■ YOUR INSTRUCTIONS ■
Repeat each record below exactly as given.

Collection entries:
_____

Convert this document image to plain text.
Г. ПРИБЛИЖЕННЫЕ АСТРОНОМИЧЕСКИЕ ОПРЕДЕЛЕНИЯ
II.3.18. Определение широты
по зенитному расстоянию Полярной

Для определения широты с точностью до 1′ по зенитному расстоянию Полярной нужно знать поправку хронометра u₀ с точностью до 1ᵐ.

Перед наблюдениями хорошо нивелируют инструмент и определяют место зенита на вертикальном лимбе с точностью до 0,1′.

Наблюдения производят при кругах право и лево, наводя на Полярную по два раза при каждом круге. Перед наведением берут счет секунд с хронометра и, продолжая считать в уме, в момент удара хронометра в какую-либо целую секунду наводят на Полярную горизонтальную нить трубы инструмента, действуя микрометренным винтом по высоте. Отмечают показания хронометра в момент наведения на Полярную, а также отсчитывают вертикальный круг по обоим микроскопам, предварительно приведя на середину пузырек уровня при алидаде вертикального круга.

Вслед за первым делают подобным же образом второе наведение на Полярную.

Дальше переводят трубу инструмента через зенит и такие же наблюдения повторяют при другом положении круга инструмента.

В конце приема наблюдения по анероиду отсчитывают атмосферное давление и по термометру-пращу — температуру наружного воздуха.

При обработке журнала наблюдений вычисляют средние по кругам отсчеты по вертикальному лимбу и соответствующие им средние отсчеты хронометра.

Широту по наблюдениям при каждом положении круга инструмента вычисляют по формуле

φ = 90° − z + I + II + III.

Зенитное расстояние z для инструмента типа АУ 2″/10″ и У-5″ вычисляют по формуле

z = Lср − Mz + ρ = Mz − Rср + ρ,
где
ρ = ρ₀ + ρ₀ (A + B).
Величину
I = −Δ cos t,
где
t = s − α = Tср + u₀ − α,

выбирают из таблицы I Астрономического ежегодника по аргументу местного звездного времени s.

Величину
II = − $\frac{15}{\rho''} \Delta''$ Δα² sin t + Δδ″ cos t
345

_____

■ RESPONSE TO THE TASK ■
Convert this document image to plain text.
Г. ПРИБЛИЖЕННЫЕ АСТРОНОМИЧЕСКИЕ ОПРЕДЕЛЕНИЯ
II.3.18. Определение широты
по зенитному расстоянию Полярной

Для определения широты с точностью до 1′ по зенитному расстоянию Полярной нужно знать поправку хронометра u₀ с точностью до 1ᵐ.

Перед наблюдениями хорошо нивелируют инструмент и определяют место зенита на вертикальном лимбе с точностью до 0,1′.

Наблюдения производят при кругах право и лево, наводя на Полярную по два раза при каждом круге. Перед наведением берут счет секунд с хронометра и, продолжая считать в уме, в момент удара хронометра в какую-либо целую секунду наводят на Полярную горизонтальную нить трубы инструмента, действуя микрометренным винтом по высоте. Отмечают показания хронометра в момент наведения на Полярную, а также отсчитывают вертикальный круг по обоим микроскопам, предварительно приведя на середину пузырек уровня при алидаде вертикального круга.

Вслед за первым делают подобным же образом второе наведение на Полярную.

Дальше переводят трубу инструмента через зенит и такие же наблюдения повторяют при другом положении круга инструмента.

В конце приема наблюдения по анероиду отсчитывают атмосферное давление и по термометру-пращу — температуру наружного воздуха.

При обработке журнала наблюдений вычисляют средние по кругам отсчеты по вертикальному лимбу и соответствующие им средние отсчеты хронометра.

Широту по наблюдениям при каждом положении круга инструмента вычисляют по формуле

φ = 90° − z + I + II + III.

Зенитное расстояние z для инструмента типа АУ 2″/10″ и У-5″ вычисляют по формуле

z = Lср − Mz + ρ = Mz − Rср + ρ,
где
ρ = ρ₀ + ρ₀ (A + B).
Величину
I = −Δ cos t,
где
t = s − α = Tср + u₀ − α,

выбирают из таблицы I Астрономического ежегодника по аргументу местного звездного времени s.

Величину
II = − $\frac{15}{\rho''} \Delta''$ Δα² sin t + Δδ″ cos t
345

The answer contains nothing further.